> Materials provided

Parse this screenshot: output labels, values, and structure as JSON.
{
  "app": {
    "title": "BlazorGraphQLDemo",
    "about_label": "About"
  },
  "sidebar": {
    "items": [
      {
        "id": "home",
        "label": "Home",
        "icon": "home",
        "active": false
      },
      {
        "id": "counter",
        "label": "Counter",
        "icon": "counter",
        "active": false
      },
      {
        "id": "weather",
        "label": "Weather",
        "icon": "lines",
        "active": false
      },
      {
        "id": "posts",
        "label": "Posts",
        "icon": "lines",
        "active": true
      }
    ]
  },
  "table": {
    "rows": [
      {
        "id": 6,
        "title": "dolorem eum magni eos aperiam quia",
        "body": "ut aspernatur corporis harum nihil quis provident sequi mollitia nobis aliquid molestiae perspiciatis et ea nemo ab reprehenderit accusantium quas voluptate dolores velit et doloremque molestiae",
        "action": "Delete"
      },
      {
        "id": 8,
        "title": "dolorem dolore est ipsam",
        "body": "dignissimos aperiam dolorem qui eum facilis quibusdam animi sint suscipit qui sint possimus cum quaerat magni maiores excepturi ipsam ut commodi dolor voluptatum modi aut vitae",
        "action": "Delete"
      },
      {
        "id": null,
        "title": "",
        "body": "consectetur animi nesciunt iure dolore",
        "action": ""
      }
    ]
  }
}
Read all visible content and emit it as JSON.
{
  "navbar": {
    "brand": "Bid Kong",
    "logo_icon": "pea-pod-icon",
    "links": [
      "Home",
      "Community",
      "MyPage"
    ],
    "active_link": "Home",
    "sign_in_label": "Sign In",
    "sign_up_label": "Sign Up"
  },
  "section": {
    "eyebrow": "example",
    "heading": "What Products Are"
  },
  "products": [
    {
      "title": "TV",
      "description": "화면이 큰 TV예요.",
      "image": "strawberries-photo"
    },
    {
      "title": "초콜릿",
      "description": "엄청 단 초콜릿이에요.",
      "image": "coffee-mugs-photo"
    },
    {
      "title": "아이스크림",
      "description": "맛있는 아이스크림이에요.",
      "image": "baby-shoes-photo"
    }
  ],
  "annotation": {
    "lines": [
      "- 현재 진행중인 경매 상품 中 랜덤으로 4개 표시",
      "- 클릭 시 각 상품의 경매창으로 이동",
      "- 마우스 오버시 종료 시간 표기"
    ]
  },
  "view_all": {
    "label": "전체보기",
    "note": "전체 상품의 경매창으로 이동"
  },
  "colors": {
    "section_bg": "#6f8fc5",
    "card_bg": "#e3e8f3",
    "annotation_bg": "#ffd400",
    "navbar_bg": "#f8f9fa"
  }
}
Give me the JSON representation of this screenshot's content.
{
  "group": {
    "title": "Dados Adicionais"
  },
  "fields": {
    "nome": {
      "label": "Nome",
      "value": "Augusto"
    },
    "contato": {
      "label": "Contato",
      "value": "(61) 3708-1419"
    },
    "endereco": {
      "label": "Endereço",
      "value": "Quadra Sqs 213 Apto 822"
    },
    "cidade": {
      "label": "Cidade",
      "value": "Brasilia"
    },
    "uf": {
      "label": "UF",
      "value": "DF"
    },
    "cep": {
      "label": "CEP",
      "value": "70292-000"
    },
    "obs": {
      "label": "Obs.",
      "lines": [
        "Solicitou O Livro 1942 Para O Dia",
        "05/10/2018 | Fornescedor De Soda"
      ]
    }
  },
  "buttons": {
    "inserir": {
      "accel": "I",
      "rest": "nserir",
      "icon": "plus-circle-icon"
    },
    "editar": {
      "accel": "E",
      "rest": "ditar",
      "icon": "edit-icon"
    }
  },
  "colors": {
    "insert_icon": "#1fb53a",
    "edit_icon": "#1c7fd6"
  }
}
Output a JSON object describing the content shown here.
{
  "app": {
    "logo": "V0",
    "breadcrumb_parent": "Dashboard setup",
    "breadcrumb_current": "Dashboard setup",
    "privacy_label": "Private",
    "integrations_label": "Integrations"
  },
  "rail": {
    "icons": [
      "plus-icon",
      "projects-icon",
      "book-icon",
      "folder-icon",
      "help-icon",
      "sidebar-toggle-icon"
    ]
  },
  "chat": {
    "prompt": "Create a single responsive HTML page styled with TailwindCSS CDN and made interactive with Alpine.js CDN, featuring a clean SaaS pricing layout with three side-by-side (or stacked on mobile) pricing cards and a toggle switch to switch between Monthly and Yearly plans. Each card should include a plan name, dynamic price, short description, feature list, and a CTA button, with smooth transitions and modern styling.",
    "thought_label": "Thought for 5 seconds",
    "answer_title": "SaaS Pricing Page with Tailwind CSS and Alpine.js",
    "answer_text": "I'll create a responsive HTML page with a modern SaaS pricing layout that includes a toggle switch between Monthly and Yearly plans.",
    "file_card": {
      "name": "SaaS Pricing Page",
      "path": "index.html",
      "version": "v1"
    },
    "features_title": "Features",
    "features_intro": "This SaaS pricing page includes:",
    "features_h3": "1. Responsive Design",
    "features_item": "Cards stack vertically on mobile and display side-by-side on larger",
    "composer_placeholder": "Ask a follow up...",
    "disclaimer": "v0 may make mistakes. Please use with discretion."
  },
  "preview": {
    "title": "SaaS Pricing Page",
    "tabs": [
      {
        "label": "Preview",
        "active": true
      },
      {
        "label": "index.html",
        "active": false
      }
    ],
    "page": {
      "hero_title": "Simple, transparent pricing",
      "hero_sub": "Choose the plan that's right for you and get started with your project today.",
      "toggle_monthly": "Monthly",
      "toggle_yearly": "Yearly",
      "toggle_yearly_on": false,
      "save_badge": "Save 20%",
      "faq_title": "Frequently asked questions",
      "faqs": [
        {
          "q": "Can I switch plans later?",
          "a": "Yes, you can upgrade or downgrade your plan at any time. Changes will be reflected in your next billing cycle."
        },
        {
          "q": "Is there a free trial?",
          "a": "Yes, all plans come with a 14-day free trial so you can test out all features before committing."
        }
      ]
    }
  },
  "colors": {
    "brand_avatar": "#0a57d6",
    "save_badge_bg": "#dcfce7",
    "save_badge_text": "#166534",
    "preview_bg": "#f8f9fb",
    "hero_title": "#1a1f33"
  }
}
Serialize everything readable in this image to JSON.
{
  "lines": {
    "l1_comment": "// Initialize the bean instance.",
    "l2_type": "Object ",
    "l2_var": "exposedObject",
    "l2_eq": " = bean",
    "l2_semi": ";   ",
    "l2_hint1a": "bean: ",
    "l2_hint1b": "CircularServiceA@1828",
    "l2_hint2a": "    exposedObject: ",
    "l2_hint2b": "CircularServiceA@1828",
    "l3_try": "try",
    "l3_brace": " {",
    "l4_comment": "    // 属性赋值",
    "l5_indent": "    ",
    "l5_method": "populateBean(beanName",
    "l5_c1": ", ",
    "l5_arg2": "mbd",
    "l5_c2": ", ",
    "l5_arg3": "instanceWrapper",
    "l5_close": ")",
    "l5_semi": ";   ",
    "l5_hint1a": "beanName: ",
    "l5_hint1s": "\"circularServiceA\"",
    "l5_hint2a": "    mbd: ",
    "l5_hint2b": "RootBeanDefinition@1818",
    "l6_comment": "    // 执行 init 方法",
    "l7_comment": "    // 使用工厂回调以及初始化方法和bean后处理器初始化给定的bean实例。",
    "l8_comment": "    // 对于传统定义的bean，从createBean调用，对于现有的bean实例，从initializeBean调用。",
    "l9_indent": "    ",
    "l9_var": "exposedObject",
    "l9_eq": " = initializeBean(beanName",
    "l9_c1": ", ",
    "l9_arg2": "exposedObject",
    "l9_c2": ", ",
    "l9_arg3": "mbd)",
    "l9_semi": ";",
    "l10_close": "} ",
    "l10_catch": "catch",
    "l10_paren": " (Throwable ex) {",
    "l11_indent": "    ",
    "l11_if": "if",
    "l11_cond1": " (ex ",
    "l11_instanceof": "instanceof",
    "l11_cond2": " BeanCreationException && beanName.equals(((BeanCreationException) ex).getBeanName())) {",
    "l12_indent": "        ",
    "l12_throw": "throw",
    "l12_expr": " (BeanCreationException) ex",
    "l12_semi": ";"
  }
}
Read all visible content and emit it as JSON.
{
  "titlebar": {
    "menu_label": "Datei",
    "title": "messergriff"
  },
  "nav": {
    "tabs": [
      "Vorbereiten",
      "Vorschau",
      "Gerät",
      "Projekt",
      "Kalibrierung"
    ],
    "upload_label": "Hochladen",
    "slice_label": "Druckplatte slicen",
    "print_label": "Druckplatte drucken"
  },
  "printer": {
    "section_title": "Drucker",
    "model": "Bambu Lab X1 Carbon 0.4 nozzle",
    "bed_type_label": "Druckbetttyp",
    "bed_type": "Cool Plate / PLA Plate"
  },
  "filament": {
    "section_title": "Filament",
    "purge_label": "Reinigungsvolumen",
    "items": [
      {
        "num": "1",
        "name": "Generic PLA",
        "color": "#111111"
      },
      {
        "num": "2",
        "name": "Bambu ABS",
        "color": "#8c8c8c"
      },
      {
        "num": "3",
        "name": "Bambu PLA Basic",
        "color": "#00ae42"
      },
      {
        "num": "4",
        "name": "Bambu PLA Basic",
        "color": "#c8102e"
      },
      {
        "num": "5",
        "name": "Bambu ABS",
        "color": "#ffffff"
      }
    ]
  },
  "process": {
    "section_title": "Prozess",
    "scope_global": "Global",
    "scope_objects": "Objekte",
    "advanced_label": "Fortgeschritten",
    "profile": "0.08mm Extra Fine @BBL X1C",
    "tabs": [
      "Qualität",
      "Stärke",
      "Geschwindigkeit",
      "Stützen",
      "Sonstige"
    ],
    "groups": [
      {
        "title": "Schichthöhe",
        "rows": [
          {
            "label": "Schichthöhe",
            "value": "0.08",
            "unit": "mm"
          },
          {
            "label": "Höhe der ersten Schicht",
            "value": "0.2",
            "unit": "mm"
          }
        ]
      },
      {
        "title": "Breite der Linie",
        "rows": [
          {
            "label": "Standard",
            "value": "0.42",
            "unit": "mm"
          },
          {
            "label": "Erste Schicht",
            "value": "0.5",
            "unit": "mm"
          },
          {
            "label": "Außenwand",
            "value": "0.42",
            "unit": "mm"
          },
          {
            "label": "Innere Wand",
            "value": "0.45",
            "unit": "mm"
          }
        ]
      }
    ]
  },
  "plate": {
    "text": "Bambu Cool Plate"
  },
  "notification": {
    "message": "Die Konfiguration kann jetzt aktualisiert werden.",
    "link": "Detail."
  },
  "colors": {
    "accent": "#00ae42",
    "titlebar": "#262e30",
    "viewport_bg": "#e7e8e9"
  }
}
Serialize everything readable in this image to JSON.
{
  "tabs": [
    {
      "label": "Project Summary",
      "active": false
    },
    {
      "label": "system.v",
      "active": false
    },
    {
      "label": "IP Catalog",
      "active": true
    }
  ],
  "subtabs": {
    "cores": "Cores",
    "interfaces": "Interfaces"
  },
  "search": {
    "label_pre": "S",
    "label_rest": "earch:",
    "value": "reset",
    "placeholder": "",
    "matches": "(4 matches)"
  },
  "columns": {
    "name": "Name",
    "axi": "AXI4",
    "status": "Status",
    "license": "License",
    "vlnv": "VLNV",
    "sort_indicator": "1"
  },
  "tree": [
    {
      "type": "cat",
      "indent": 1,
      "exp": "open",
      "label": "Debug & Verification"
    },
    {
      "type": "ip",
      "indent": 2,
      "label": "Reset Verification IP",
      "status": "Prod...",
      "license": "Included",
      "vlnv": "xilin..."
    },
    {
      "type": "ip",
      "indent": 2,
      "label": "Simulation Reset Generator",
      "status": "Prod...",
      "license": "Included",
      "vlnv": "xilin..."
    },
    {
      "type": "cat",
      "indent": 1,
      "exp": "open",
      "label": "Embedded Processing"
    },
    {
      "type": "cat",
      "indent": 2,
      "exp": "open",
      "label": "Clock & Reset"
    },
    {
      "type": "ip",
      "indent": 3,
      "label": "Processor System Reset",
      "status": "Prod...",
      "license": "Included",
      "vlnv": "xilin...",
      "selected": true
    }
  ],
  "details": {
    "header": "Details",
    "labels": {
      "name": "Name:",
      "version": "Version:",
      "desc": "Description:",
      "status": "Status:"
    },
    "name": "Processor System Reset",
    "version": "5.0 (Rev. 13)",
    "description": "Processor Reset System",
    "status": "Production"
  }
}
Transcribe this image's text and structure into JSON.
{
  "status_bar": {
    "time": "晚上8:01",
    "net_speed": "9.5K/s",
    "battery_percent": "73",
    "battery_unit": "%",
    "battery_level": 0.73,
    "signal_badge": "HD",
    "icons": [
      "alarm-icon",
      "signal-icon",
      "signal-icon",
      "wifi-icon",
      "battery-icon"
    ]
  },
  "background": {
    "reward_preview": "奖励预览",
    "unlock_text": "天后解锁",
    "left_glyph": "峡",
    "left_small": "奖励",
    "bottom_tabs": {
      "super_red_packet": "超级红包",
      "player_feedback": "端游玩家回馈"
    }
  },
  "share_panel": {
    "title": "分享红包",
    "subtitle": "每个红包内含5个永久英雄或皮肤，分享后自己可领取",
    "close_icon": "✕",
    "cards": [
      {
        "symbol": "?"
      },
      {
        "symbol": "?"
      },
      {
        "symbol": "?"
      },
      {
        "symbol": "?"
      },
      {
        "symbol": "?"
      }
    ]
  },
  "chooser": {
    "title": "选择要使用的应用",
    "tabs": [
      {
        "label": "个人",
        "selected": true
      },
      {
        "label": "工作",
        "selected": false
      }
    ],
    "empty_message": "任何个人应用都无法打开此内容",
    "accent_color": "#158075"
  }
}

> Written problem
All lines from the one with "Transcribe this image's" through the final line above are to be quoted exactly; quote no other line.

> Answer to this exercise
Transcribe this image's text and structure into JSON.
{
  "status_bar": {
    "time": "晚上8:01",
    "net_speed": "9.5K/s",
    "battery_percent": "73",
    "battery_unit": "%",
    "battery_level": 0.73,
    "signal_badge": "HD",
    "icons": [
      "alarm-icon",
      "signal-icon",
      "signal-icon",
      "wifi-icon",
      "battery-icon"
    ]
  },
  "background": {
    "reward_preview": "奖励预览",
    "unlock_text": "天后解锁",
    "left_glyph": "峡",
    "left_small": "奖励",
    "bottom_tabs": {
      "super_red_packet": "超级红包",
      "player_feedback": "端游玩家回馈"
    }
  },
  "share_panel": {
    "title": "分享红包",
    "subtitle": "每个红包内含5个永久英雄或皮肤，分享后自己可领取",
    "close_icon": "✕",
    "cards": [
      {
        "symbol": "?"
      },
      {
        "symbol": "?"
      },
      {
        "symbol": "?"
      },
      {
        "symbol": "?"
      },
      {
        "symbol": "?"
      }
    ]
  },
  "chooser": {
    "title": "选择要使用的应用",
    "tabs": [
      {
        "label": "个人",
        "selected": true
      },
      {
        "label": "工作",
        "selected": false
      }
    ],
    "empty_message": "任何个人应用都无法打开此内容",
    "accent_color": "#158075"
  }
}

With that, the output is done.